*** SUPPLIED DATA Section Begins ***

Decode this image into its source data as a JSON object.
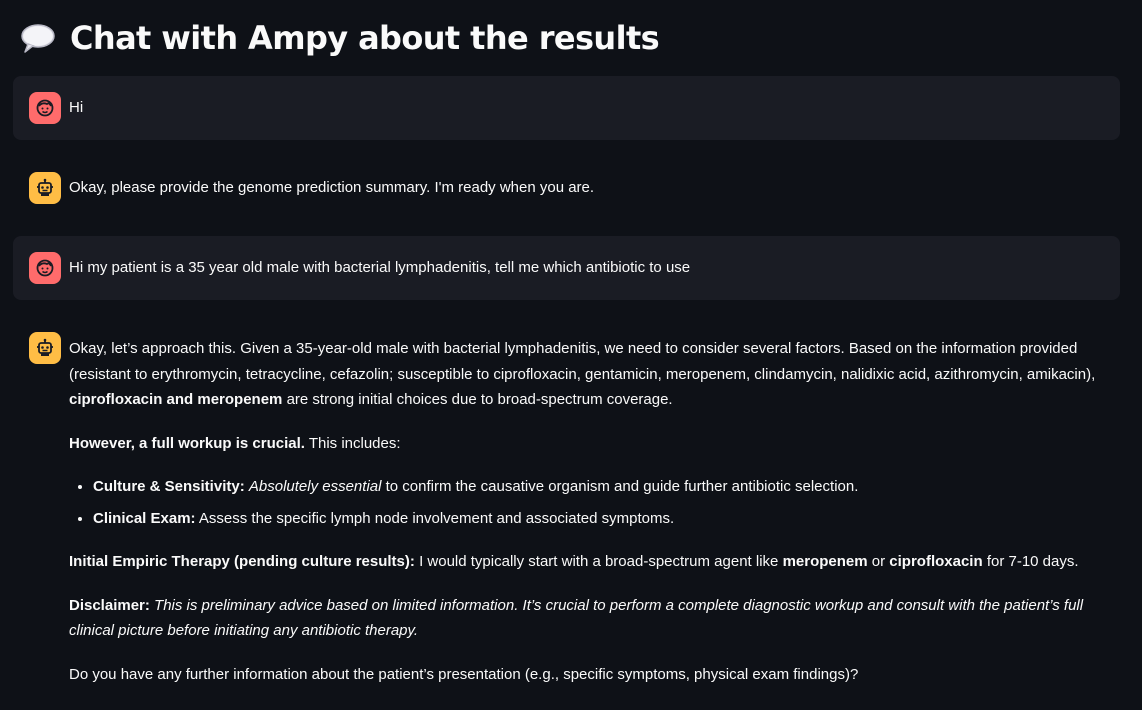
{
  "header": {
    "emoji_icon": "speech-balloon-icon",
    "title": "Chat with Ampy about the results"
  },
  "colors": {
    "background": "#0e1117",
    "user_bubble": "#1a1c24",
    "user_avatar": "#ff6b6b",
    "bot_avatar": "#ffbd45",
    "text": "#fafafa"
  },
  "messages": [
    {
      "role": "user",
      "avatar_icon": "user-face-icon",
      "text": "Hi"
    },
    {
      "role": "assistant",
      "avatar_icon": "robot-icon",
      "text": "Okay, please provide the genome prediction summary. I'm ready when you are."
    },
    {
      "role": "user",
      "avatar_icon": "user-face-icon",
      "text": "Hi my patient is a 35 year old male with bacterial lymphadenitis, tell me which antibiotic to use"
    },
    {
      "role": "assistant",
      "avatar_icon": "robot-icon",
      "p1_text": "Okay, let’s approach this. Given a 35-year-old male with bacterial lymphadenitis, we need to consider several factors. Based on the information provided (resistant to erythromycin, tetracycline, cefazolin; susceptible to ciprofloxacin, gentamicin, meropenem, clindamycin, nalidixic acid, azithromycin, amikacin),",
      "p1_bold": "ciprofloxacin and meropenem",
      "p1_tail": "are strong initial choices due to broad-spectrum coverage.",
      "p2_bold": "However, a full workup is crucial.",
      "p2_tail": "This includes:",
      "bullets": [
        {
          "bold": "Culture & Sensitivity:",
          "italic": "Absolutely essential",
          "tail": "to confirm the causative organism and guide further antibiotic selection."
        },
        {
          "bold": "Clinical Exam:",
          "italic": "",
          "tail": "Assess the specific lymph node involvement and associated symptoms."
        }
      ],
      "p3_bold": "Initial Empiric Therapy (pending culture results):",
      "p3_text": "I would typically start with a broad-spectrum agent like",
      "p3_bold2": "meropenem",
      "p3_or": "or",
      "p3_bold3": "ciprofloxacin",
      "p3_tail": "for 7-10 days.",
      "p4_bold": "Disclaimer:",
      "p4_italic": "This is preliminary advice based on limited information. It’s crucial to perform a complete diagnostic workup and consult with the patient’s full clinical picture before initiating any antibiotic therapy.",
      "p5_text": "Do you have any further information about the patient’s presentation (e.g., specific symptoms, physical exam findings)?"
    }
  ]
}
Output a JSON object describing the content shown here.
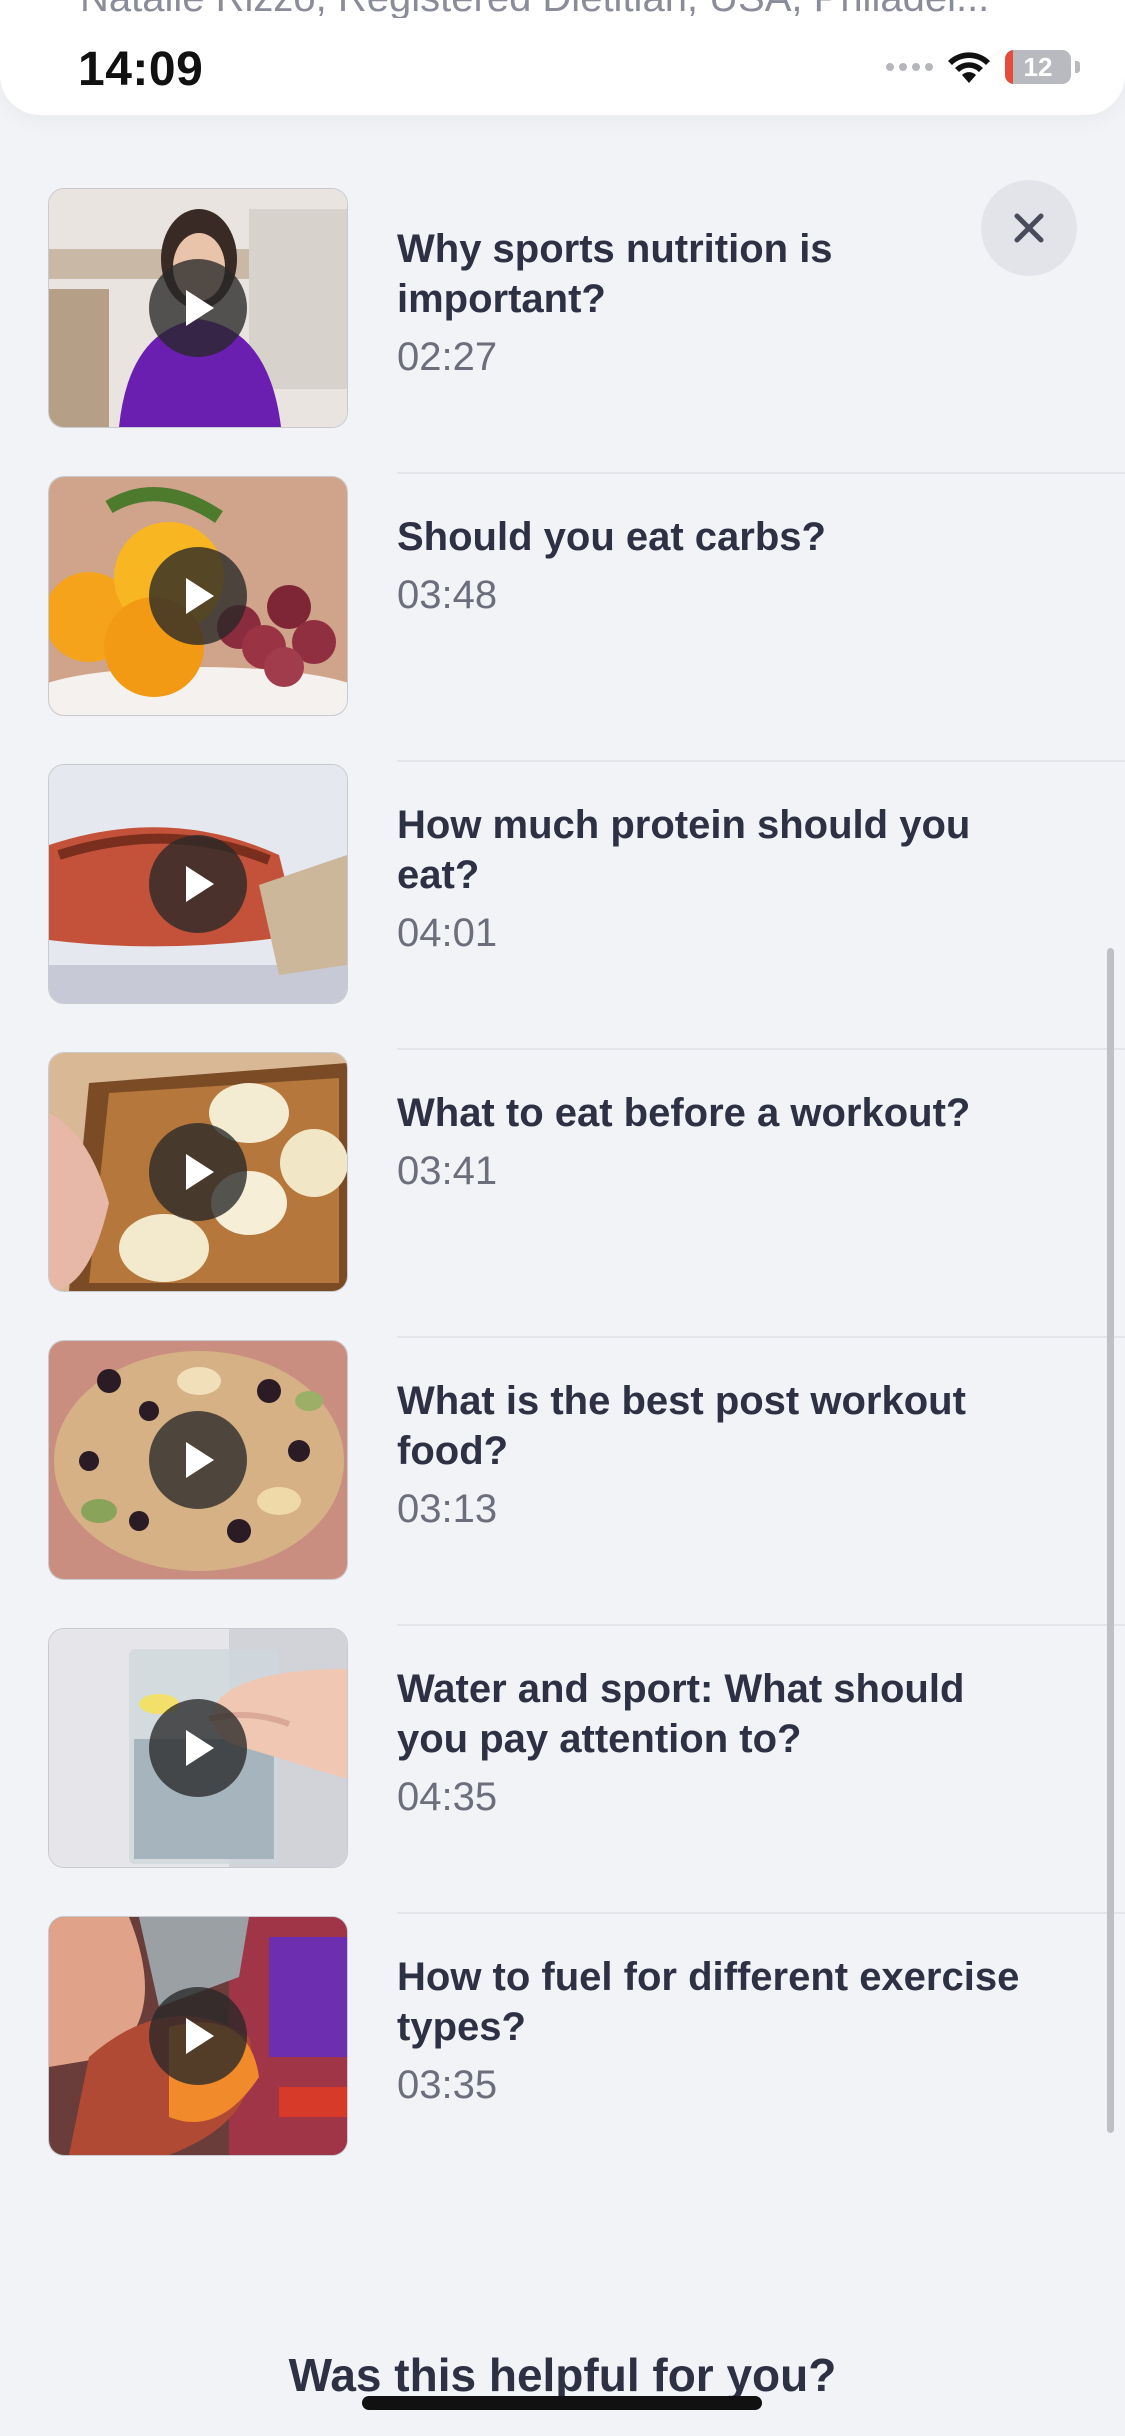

*** SUPPLIED DATA Section Ends ***

### TASK PROMPT
Could you copy each line from the listing that has the word "Okay" in it?

### RESPONSE
      "text": "Okay, please provide the genome prediction summary. I'm ready when you are."
      "p1_text": "Okay, let’s approach this. Given a 35-year-old male with bacterial lymphadenitis, we need to consider several factors. Based on the information provided (resistant to erythromycin, tetracycline, cefazolin; susceptible to ciprofloxacin, gentamicin, meropenem, clindamycin, nalidixic acid, azithromycin, amikacin),",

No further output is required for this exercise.